| Aim |
Go through the lines below. Copy those with "color".

[Start]

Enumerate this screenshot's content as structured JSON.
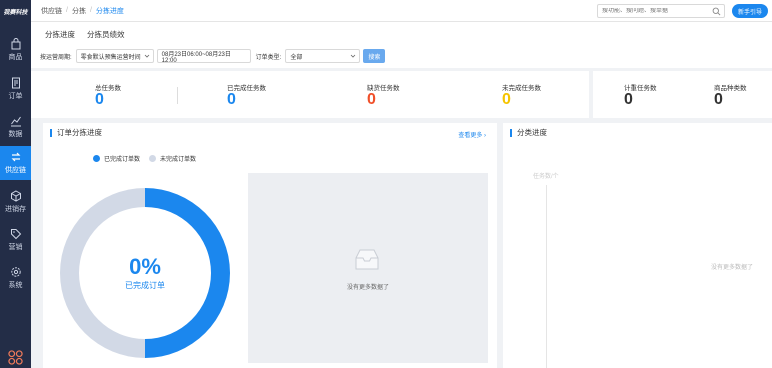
{
  "app": {
    "logo": "我赛科技"
  },
  "sidebar": {
    "items": [
      {
        "label": "商品",
        "icon": "bag-icon"
      },
      {
        "label": "订单",
        "icon": "document-icon"
      },
      {
        "label": "数据",
        "icon": "chart-line-icon"
      },
      {
        "label": "供应链",
        "icon": "exchange-icon",
        "active": true
      },
      {
        "label": "进销存",
        "icon": "box-icon"
      },
      {
        "label": "营销",
        "icon": "tag-icon"
      },
      {
        "label": "系统",
        "icon": "gear-icon"
      }
    ]
  },
  "header": {
    "breadcrumb": [
      "供应链",
      "分拣",
      "分拣进度"
    ],
    "search_placeholder": "搜功能、搜问题、搜单据",
    "help_label": "新手引导"
  },
  "tabs": [
    "分拣进度",
    "分拣员绩效"
  ],
  "filters": {
    "period_label": "按运营周期:",
    "period_value": "零食默认预售运营时间",
    "date_range": "08月23日06:00~08月23日12:00",
    "type_label": "订单类型:",
    "type_value": "全部",
    "search_label": "搜索"
  },
  "stats": [
    {
      "title": "总任务数",
      "value": "0",
      "color": "#1b87ee"
    },
    {
      "title": "已完成任务数",
      "value": "0",
      "color": "#1b87ee"
    },
    {
      "title": "缺货任务数",
      "value": "0",
      "color": "#f0502a"
    },
    {
      "title": "未完成任务数",
      "value": "0",
      "color": "#f5c400"
    }
  ],
  "stats2": [
    {
      "title": "计重任务数",
      "value": "0",
      "color": "#333333"
    },
    {
      "title": "商品种类数",
      "value": "0",
      "color": "#333333"
    }
  ],
  "order_panel": {
    "title": "订单分拣进度",
    "more": "查看更多",
    "legend": [
      {
        "label": "已完成订单数",
        "color": "#1b87ee"
      },
      {
        "label": "未完成订单数",
        "color": "#d2d9e6"
      }
    ],
    "percent": "0%",
    "percent_label": "已完成订单",
    "empty_text": "没有更多数据了"
  },
  "category_panel": {
    "title": "分类进度",
    "y_label": "任务数/个",
    "empty_text": "没有更多数据了"
  },
  "chart_data": {
    "type": "pie",
    "categories": [
      "已完成订单数",
      "未完成订单数"
    ],
    "values": [
      0,
      0
    ],
    "center_text": "0%",
    "center_label": "已完成订单",
    "legend_position": "top"
  }
}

[End]

| The solution |
      "color": "#1b87ee"
      "color": "#1b87ee"
      "color": "#f0502a"
      "color": "#f5c400"
      "color": "#333333"
      "color": "#333333"
        "color": "#1b87ee"
        "color": "#d2d9e6"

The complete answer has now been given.